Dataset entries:

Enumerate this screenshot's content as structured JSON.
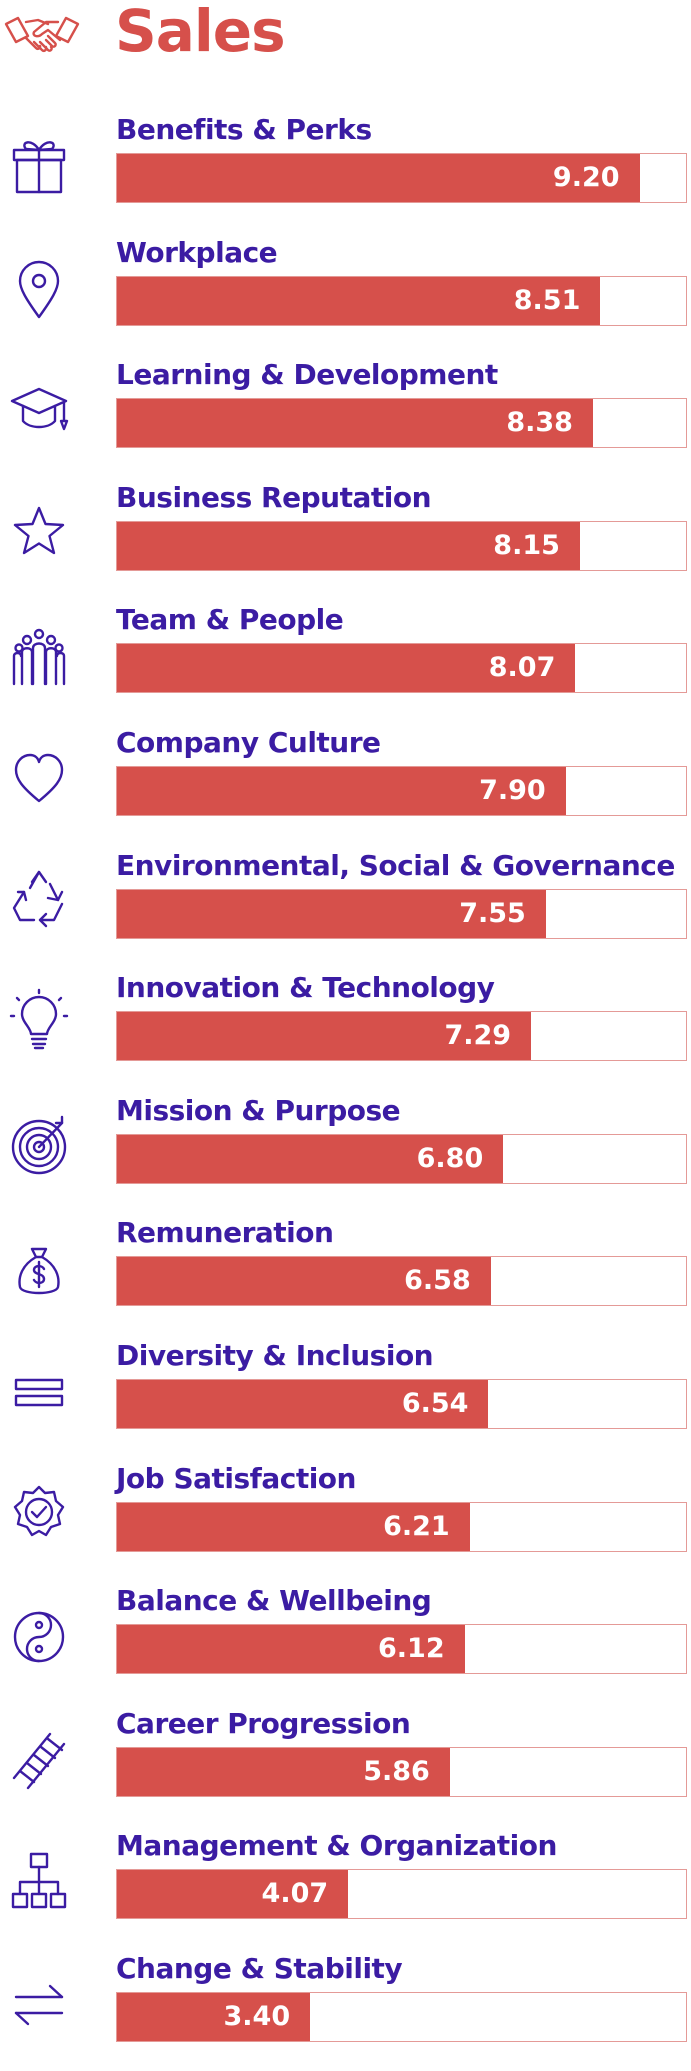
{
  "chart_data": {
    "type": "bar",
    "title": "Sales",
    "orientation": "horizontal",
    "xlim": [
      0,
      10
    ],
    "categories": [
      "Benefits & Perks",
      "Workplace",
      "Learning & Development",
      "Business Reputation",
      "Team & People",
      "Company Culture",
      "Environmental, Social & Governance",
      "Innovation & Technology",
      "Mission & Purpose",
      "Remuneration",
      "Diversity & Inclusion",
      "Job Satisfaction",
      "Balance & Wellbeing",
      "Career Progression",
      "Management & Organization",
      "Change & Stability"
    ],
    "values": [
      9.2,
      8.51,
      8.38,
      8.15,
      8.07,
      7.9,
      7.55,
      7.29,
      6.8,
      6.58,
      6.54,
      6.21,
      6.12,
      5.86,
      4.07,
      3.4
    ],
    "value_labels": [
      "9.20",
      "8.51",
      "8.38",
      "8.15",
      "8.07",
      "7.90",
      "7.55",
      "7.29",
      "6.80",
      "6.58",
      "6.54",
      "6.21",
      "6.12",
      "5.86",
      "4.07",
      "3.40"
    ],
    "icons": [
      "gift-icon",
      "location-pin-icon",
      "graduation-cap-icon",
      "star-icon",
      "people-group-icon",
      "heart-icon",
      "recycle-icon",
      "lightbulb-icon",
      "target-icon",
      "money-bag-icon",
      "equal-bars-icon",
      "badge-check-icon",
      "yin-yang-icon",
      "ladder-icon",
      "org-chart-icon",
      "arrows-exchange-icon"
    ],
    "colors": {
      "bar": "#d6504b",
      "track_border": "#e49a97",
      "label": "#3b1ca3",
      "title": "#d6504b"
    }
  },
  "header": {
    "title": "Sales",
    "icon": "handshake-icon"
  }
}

WHAT THE TASK REQUIRES: Pictures are to be left out; the records above must be repeated word for word.

SOLUTION BELOW:
Enumerate this screenshot's content as structured JSON.
{
  "chart_data": {
    "type": "bar",
    "title": "Sales",
    "orientation": "horizontal",
    "xlim": [
      0,
      10
    ],
    "categories": [
      "Benefits & Perks",
      "Workplace",
      "Learning & Development",
      "Business Reputation",
      "Team & People",
      "Company Culture",
      "Environmental, Social & Governance",
      "Innovation & Technology",
      "Mission & Purpose",
      "Remuneration",
      "Diversity & Inclusion",
      "Job Satisfaction",
      "Balance & Wellbeing",
      "Career Progression",
      "Management & Organization",
      "Change & Stability"
    ],
    "values": [
      9.2,
      8.51,
      8.38,
      8.15,
      8.07,
      7.9,
      7.55,
      7.29,
      6.8,
      6.58,
      6.54,
      6.21,
      6.12,
      5.86,
      4.07,
      3.4
    ],
    "value_labels": [
      "9.20",
      "8.51",
      "8.38",
      "8.15",
      "8.07",
      "7.90",
      "7.55",
      "7.29",
      "6.80",
      "6.58",
      "6.54",
      "6.21",
      "6.12",
      "5.86",
      "4.07",
      "3.40"
    ],
    "icons": [
      "gift-icon",
      "location-pin-icon",
      "graduation-cap-icon",
      "star-icon",
      "people-group-icon",
      "heart-icon",
      "recycle-icon",
      "lightbulb-icon",
      "target-icon",
      "money-bag-icon",
      "equal-bars-icon",
      "badge-check-icon",
      "yin-yang-icon",
      "ladder-icon",
      "org-chart-icon",
      "arrows-exchange-icon"
    ],
    "colors": {
      "bar": "#d6504b",
      "track_border": "#e49a97",
      "label": "#3b1ca3",
      "title": "#d6504b"
    }
  },
  "header": {
    "title": "Sales",
    "icon": "handshake-icon"
  }
}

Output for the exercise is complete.